Exercise requirements
Find and copy lines holding "据此完成下面小题".
--------------------
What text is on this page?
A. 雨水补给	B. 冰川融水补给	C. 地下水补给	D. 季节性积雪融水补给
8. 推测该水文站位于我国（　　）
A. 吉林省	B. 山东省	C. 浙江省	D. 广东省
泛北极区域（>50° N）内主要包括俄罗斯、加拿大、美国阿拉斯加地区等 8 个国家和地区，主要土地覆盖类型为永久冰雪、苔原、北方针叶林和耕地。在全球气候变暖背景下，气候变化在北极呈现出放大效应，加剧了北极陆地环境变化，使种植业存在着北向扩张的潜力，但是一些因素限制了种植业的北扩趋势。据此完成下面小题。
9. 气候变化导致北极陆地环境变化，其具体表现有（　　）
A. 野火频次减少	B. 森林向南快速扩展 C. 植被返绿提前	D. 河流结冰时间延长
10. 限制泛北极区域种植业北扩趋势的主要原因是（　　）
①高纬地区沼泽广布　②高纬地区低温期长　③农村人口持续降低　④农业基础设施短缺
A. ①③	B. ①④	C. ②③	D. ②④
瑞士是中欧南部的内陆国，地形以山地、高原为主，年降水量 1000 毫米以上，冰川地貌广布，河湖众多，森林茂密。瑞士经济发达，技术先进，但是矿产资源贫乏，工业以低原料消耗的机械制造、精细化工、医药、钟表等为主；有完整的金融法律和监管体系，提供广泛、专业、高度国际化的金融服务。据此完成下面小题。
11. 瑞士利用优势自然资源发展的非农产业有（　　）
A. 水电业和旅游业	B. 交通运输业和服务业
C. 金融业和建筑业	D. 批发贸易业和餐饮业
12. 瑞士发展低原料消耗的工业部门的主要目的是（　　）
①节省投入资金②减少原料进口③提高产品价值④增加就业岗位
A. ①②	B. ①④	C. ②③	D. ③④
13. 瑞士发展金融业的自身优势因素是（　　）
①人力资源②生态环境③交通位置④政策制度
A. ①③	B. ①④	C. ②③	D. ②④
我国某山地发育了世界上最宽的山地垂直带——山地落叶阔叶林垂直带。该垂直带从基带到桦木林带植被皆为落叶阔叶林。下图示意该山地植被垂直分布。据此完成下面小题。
--------------------
Result
泛北极区域（>50° N）内主要包括俄罗斯、加拿大、美国阿拉斯加地区等 8 个国家和地区，主要土地覆盖类型为永久冰雪、苔原、北方针叶林和耕地。在全球气候变暖背景下，气候变化在北极呈现出放大效应，加剧了北极陆地环境变化，使种植业存在着北向扩张的潜力，但是一些因素限制了种植业的北扩趋势。据此完成下面小题。
瑞士是中欧南部的内陆国，地形以山地、高原为主，年降水量 1000 毫米以上，冰川地貌广布，河湖众多，森林茂密。瑞士经济发达，技术先进，但是矿产资源贫乏，工业以低原料消耗的机械制造、精细化工、医药、钟表等为主；有完整的金融法律和监管体系，提供广泛、专业、高度国际化的金融服务。据此完成下面小题。
我国某山地发育了世界上最宽的山地垂直带——山地落叶阔叶林垂直带。该垂直带从基带到桦木林带植被皆为落叶阔叶林。下图示意该山地植被垂直分布。据此完成下面小题。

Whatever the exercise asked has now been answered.